### Goal
Exact copies are required of the lines from the line containing "What data was" through the final line of the listing, both included, and of no other lines.

— begin Supplied information —

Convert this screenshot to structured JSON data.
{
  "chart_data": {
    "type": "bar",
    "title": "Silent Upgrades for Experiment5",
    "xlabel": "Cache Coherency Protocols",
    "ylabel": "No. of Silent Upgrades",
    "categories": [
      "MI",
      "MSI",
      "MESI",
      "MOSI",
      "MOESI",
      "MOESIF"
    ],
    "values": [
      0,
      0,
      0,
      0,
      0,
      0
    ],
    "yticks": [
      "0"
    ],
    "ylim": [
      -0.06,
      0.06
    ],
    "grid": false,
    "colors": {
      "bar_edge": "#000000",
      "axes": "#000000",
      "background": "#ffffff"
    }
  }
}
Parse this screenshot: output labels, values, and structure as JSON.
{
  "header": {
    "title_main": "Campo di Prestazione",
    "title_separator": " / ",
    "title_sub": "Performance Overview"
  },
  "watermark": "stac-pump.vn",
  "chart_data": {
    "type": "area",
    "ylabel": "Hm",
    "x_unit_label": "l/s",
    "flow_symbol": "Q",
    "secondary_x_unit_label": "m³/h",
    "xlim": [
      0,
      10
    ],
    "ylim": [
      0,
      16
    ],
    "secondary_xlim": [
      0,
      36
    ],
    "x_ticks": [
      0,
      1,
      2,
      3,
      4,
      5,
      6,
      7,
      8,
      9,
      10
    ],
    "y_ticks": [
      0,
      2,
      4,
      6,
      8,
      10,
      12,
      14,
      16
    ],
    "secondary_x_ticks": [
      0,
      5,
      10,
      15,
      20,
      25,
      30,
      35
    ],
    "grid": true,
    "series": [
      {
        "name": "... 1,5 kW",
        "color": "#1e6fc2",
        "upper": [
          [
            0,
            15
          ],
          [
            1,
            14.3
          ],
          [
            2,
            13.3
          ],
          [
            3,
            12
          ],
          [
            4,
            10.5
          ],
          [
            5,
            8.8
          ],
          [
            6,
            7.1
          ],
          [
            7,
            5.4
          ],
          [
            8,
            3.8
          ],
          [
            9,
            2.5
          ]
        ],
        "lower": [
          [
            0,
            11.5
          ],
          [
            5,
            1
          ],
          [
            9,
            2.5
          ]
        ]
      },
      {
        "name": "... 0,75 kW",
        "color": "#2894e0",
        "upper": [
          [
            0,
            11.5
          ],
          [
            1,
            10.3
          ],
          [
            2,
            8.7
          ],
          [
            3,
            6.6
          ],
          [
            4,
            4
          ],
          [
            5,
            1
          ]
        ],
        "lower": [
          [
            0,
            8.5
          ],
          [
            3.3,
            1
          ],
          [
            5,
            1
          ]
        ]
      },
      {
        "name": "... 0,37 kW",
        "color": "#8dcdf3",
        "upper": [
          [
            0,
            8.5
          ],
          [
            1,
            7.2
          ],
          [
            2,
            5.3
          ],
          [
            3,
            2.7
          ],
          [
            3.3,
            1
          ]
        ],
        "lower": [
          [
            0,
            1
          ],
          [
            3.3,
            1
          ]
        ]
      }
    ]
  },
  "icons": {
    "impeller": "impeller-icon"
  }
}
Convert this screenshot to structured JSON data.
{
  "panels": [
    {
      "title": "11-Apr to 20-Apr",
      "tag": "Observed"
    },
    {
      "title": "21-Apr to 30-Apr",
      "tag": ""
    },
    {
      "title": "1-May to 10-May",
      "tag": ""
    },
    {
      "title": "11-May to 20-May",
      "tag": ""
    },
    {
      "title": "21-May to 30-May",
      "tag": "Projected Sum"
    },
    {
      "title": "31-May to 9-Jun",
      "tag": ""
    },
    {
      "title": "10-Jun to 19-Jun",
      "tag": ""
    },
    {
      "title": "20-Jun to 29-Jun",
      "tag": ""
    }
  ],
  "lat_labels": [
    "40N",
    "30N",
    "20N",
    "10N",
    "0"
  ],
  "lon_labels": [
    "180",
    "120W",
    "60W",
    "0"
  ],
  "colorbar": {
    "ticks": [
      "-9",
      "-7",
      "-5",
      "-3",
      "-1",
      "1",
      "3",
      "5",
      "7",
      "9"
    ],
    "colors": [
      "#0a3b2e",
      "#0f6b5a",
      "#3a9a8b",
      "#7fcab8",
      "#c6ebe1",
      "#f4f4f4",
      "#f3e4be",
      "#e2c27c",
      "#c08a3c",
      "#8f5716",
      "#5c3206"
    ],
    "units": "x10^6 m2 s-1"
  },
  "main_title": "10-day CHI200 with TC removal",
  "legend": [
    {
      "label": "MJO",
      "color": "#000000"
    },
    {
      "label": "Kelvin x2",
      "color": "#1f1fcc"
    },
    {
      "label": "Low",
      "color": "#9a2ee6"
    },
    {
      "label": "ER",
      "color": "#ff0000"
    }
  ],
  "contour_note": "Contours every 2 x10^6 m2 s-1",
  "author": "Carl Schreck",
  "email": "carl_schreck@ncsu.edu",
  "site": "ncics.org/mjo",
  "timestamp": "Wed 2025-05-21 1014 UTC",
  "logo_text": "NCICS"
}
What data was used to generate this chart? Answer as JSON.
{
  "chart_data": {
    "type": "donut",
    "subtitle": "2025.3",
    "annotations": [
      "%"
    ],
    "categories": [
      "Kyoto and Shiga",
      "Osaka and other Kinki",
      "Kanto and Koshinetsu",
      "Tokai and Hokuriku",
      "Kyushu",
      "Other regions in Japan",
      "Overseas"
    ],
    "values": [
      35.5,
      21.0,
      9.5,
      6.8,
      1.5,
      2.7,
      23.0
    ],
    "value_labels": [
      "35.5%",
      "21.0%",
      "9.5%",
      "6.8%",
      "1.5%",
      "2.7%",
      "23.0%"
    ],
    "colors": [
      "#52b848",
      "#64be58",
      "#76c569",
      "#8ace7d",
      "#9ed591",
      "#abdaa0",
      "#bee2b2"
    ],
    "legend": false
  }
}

— end Supplied information —

### Task output
What data was used to generate this chart? Answer as JSON.
{
  "chart_data": {
    "type": "donut",
    "subtitle": "2025.3",
    "annotations": [
      "%"
    ],
    "categories": [
      "Kyoto and Shiga",
      "Osaka and other Kinki",
      "Kanto and Koshinetsu",
      "Tokai and Hokuriku",
      "Kyushu",
      "Other regions in Japan",
      "Overseas"
    ],
    "values": [
      35.5,
      21.0,
      9.5,
      6.8,
      1.5,
      2.7,
      23.0
    ],
    "value_labels": [
      "35.5%",
      "21.0%",
      "9.5%",
      "6.8%",
      "1.5%",
      "2.7%",
      "23.0%"
    ],
    "colors": [
      "#52b848",
      "#64be58",
      "#76c569",
      "#8ace7d",
      "#9ed591",
      "#abdaa0",
      "#bee2b2"
    ],
    "legend": false
  }
}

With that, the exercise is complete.